--- INFORMATION SUPPLIED ---

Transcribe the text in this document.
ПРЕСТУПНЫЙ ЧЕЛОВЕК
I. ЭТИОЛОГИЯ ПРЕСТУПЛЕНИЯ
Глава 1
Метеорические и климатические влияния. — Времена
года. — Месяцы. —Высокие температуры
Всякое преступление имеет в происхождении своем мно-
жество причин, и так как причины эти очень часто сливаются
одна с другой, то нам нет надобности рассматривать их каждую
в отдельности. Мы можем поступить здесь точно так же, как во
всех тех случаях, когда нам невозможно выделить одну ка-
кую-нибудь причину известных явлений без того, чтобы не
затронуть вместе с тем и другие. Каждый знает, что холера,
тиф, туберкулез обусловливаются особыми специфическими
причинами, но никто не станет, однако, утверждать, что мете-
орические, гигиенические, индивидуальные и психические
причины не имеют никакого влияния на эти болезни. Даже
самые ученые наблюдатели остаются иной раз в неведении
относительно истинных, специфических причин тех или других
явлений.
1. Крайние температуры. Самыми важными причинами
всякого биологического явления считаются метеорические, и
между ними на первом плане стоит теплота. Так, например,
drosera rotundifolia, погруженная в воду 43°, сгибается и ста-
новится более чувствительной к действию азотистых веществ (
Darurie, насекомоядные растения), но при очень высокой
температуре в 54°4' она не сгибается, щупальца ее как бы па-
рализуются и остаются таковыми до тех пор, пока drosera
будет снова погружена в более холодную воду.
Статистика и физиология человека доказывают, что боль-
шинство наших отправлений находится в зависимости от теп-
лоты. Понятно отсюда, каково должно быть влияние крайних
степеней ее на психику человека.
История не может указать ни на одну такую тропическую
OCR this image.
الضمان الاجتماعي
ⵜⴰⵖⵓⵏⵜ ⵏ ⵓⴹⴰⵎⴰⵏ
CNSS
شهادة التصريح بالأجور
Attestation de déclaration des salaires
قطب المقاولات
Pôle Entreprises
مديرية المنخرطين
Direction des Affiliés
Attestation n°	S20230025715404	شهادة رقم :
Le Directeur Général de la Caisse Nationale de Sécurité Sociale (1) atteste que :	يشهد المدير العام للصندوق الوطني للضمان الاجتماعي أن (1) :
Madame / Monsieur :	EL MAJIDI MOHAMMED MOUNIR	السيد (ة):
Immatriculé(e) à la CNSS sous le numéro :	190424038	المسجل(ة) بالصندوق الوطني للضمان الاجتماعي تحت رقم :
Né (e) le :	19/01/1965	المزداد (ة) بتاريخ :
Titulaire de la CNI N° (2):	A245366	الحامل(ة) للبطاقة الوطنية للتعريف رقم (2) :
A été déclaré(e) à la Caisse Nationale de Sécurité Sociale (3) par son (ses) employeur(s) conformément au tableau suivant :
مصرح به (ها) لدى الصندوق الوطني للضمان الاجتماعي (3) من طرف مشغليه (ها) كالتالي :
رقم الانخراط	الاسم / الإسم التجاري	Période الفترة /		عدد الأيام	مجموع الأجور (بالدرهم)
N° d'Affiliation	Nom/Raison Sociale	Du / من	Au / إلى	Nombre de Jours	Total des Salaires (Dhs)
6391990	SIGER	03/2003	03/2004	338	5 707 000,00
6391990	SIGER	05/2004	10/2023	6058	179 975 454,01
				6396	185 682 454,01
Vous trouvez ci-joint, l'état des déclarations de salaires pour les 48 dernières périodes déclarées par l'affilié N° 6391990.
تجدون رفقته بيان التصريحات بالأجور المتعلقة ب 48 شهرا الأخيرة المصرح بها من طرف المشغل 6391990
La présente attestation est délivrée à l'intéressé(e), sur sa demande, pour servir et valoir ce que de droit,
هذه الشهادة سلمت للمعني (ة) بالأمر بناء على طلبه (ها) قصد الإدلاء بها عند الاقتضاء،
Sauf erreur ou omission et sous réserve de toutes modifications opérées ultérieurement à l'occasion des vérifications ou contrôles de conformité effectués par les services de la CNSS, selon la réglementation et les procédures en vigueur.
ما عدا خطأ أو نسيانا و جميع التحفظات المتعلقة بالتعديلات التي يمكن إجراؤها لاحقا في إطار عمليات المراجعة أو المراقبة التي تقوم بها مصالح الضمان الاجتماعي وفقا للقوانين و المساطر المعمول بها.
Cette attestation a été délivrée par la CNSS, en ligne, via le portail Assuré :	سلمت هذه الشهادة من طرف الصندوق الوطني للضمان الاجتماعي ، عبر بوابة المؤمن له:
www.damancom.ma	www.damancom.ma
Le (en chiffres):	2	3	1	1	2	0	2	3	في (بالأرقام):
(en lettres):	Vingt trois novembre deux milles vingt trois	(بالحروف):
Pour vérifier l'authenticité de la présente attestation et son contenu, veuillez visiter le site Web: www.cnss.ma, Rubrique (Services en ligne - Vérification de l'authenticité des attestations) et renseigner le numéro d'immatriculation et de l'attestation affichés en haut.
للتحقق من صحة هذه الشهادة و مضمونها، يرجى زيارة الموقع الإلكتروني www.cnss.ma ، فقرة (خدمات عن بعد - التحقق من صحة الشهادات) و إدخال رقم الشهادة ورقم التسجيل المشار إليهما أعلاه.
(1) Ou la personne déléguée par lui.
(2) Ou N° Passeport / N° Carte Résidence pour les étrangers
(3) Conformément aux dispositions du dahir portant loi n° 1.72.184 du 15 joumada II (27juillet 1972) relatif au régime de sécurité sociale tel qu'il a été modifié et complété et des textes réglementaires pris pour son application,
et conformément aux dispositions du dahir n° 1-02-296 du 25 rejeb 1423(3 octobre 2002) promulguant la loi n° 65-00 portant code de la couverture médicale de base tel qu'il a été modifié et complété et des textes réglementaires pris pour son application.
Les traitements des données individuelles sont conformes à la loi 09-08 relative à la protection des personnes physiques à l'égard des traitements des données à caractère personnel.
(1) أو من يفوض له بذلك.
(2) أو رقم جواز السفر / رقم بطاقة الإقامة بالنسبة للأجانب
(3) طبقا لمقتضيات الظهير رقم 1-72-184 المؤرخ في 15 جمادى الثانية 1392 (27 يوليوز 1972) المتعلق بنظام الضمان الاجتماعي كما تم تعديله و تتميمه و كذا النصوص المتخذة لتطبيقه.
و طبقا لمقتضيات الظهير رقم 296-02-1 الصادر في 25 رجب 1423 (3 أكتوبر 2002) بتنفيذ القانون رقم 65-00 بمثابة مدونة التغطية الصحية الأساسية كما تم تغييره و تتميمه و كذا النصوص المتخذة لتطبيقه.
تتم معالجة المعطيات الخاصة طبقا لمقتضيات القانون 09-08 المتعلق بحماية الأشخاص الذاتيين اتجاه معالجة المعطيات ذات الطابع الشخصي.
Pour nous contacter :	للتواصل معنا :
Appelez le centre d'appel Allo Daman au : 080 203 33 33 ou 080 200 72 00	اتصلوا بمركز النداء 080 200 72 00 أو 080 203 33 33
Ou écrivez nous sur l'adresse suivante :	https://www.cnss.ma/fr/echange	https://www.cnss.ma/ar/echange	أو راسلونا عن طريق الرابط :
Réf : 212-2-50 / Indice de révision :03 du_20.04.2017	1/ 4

---

## EXERCISE REQUIREMENTS
Among the entries above, identify all lines with "الضمان" and copy them.

## WORKED SOLUTION
الضمان الاجتماعي
ما عدا خطأ أو نسيانا و جميع التحفظات المتعلقة بالتعديلات التي يمكن إجراؤها لاحقا في إطار عمليات المراجعة أو المراقبة التي تقوم بها مصالح الضمان الاجتماعي وفقا للقوانين و المساطر المعمول بها.
(3) طبقا لمقتضيات الظهير رقم 1-72-184 المؤرخ في 15 جمادى الثانية 1392 (27 يوليوز 1972) المتعلق بنظام الضمان الاجتماعي كما تم تعديله و تتميمه و كذا النصوص المتخذة لتطبيقه.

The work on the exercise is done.